## Available data

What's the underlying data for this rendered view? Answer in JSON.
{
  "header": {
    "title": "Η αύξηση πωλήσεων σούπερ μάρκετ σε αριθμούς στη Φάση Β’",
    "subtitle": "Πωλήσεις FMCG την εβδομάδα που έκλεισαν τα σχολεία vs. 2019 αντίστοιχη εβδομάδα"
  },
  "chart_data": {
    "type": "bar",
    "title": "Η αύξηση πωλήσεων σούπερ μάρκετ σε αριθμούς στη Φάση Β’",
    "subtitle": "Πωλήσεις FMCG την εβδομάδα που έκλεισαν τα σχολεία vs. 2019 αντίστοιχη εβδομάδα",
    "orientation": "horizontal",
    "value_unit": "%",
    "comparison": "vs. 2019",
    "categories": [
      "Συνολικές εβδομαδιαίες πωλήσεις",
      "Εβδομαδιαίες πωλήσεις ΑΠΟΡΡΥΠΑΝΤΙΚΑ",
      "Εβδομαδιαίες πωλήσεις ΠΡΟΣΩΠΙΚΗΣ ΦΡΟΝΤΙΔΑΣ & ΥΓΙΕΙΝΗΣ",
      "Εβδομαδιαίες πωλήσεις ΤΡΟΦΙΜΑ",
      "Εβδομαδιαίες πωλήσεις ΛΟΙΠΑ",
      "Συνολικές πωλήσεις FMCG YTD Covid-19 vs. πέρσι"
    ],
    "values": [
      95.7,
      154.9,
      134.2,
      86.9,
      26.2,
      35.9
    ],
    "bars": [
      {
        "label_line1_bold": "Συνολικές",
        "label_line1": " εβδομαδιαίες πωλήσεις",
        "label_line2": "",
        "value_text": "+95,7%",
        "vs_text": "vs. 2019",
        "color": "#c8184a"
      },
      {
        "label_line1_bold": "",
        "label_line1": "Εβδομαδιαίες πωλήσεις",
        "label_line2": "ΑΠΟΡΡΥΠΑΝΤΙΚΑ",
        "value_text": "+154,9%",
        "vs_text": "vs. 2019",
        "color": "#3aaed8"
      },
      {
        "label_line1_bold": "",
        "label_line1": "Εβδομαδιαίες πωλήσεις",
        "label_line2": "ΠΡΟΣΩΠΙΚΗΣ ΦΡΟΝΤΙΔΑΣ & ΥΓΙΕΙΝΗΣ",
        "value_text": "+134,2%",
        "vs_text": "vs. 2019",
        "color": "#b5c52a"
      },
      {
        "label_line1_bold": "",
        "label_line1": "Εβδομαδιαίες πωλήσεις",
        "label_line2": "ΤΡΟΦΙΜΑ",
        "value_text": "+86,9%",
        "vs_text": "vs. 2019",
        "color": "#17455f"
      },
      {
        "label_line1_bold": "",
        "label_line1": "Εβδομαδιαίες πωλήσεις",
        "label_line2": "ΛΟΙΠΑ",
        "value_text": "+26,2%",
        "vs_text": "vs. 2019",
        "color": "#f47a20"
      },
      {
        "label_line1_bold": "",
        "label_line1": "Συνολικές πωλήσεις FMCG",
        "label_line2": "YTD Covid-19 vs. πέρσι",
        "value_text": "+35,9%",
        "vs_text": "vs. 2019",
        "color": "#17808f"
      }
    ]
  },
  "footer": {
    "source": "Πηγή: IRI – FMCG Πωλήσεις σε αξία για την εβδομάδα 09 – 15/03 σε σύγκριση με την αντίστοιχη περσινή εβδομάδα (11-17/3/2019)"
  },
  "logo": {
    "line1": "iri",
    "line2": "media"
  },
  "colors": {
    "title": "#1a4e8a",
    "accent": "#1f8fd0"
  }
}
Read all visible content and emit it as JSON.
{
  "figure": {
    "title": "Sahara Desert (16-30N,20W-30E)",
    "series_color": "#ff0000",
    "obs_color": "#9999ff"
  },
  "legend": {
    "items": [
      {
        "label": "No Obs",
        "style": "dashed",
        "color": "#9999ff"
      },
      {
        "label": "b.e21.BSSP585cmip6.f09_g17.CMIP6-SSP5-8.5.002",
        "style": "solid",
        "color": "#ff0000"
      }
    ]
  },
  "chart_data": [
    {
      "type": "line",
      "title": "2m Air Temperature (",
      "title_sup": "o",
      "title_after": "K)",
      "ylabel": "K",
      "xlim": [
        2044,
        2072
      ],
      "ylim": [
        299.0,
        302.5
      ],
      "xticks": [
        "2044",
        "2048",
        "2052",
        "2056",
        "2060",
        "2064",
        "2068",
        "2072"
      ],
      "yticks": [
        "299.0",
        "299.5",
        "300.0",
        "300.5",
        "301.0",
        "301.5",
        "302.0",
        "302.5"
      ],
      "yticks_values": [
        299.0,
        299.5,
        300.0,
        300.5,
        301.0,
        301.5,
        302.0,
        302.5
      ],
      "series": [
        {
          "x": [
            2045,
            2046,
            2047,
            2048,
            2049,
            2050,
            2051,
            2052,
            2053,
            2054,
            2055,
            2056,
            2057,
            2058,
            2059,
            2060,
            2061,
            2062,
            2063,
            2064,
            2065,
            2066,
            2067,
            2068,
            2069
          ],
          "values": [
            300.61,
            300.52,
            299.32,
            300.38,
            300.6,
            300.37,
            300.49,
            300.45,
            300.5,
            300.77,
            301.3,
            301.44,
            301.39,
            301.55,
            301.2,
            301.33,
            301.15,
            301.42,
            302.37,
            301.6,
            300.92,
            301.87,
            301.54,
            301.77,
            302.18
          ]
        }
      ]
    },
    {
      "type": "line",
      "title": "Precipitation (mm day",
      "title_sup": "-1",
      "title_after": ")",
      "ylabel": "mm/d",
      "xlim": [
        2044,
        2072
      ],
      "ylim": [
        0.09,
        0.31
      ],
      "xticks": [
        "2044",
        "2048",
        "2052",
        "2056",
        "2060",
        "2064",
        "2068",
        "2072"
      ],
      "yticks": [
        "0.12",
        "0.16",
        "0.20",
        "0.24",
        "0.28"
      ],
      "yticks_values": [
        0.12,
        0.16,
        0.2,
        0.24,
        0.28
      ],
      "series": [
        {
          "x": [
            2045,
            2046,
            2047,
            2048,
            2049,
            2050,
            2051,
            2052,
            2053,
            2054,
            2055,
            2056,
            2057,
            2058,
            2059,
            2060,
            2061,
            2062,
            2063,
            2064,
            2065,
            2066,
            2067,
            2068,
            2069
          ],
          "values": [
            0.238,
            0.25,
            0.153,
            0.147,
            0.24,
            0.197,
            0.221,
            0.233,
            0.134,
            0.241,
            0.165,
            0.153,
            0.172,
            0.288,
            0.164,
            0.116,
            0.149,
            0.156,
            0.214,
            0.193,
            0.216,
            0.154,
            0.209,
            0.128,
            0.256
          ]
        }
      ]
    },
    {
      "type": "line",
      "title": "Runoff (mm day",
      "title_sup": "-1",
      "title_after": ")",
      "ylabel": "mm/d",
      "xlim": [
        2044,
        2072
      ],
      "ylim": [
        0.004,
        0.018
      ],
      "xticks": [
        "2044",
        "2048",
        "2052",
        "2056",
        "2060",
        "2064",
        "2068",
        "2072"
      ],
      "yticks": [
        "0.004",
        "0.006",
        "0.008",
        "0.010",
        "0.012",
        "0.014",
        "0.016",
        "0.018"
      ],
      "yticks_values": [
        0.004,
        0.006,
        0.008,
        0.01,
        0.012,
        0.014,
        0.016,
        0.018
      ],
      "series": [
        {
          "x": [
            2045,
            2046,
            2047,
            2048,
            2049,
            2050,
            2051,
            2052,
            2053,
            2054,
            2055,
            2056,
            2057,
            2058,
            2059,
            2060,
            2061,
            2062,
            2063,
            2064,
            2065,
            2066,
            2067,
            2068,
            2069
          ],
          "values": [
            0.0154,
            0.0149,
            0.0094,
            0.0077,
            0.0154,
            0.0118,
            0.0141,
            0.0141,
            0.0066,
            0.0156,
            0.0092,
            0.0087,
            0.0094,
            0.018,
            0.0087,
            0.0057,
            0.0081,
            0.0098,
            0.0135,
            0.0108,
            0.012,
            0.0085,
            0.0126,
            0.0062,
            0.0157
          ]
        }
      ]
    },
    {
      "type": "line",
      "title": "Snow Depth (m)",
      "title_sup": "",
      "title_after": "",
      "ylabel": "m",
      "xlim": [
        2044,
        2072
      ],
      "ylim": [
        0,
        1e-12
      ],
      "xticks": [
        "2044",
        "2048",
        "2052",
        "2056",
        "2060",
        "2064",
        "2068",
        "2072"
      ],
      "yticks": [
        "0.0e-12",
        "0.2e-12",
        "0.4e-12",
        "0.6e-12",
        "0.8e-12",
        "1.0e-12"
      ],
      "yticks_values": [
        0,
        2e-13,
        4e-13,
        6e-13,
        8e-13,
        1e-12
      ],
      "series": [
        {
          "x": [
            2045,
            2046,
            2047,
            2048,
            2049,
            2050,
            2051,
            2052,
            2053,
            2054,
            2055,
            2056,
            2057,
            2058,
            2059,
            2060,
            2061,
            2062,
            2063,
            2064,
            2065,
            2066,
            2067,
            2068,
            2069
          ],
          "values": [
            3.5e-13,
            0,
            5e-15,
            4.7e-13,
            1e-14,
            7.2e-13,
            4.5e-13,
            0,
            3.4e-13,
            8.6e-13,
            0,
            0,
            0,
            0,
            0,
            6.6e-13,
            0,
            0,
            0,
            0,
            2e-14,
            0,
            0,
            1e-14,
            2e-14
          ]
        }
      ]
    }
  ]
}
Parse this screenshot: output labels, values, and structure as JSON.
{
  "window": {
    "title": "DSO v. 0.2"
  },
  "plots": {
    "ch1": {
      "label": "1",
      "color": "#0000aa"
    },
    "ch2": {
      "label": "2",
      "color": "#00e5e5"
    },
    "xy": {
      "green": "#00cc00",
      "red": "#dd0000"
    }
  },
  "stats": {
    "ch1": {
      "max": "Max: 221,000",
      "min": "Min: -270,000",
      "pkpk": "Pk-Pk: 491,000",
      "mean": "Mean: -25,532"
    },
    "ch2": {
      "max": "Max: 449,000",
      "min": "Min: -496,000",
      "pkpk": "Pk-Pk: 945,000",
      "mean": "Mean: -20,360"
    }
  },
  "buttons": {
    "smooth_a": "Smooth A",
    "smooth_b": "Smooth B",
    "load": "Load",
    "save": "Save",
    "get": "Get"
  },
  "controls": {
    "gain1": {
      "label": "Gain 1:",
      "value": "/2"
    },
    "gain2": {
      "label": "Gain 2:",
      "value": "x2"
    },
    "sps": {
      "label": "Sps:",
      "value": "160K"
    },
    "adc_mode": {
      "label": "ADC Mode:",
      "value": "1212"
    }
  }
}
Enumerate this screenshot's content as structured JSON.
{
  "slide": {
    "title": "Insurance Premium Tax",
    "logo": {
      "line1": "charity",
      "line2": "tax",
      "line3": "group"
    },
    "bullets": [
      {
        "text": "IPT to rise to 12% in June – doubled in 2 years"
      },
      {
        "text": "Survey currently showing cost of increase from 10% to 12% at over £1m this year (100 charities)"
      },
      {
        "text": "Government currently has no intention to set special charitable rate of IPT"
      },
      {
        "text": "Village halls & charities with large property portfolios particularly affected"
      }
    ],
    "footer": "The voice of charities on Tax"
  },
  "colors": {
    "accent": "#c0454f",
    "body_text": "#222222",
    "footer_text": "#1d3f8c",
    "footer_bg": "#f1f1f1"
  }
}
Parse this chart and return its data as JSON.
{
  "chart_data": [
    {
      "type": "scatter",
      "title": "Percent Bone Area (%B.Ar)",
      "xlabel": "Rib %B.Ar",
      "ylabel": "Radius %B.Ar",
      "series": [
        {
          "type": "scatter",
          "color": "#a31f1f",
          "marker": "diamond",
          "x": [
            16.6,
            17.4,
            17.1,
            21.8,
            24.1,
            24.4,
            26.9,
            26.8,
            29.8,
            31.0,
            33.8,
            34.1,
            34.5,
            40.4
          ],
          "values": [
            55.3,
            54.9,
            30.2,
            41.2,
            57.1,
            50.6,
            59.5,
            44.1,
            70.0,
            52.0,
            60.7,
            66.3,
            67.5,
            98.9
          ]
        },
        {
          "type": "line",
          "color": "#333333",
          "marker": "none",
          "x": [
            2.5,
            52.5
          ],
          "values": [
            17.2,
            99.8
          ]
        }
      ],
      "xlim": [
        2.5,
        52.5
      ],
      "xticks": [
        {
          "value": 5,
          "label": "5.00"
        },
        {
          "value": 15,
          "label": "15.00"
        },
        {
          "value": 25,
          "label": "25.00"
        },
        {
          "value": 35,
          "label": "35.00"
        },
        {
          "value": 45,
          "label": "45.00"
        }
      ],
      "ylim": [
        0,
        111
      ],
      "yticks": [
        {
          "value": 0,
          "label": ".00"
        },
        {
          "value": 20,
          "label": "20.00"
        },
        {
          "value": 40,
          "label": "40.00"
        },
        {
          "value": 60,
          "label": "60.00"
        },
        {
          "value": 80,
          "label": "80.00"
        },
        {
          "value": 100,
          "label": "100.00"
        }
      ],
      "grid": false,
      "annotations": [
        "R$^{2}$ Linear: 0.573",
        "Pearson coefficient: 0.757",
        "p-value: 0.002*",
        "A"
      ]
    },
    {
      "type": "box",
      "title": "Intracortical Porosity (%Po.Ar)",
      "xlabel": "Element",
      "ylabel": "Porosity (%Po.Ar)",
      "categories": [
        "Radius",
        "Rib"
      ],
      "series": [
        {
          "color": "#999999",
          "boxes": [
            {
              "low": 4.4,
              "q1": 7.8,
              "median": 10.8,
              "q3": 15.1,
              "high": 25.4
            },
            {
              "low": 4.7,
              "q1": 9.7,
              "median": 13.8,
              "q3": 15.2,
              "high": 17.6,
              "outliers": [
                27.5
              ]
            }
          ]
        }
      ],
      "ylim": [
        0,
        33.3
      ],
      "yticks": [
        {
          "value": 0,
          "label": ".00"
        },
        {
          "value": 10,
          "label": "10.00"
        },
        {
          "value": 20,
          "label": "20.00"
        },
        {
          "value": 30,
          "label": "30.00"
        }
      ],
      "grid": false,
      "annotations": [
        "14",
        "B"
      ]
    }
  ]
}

## Stated problem
Look through the records above and report how many lines hold the word "Συνολικές", giving only the number.

## Answer to the exercise
4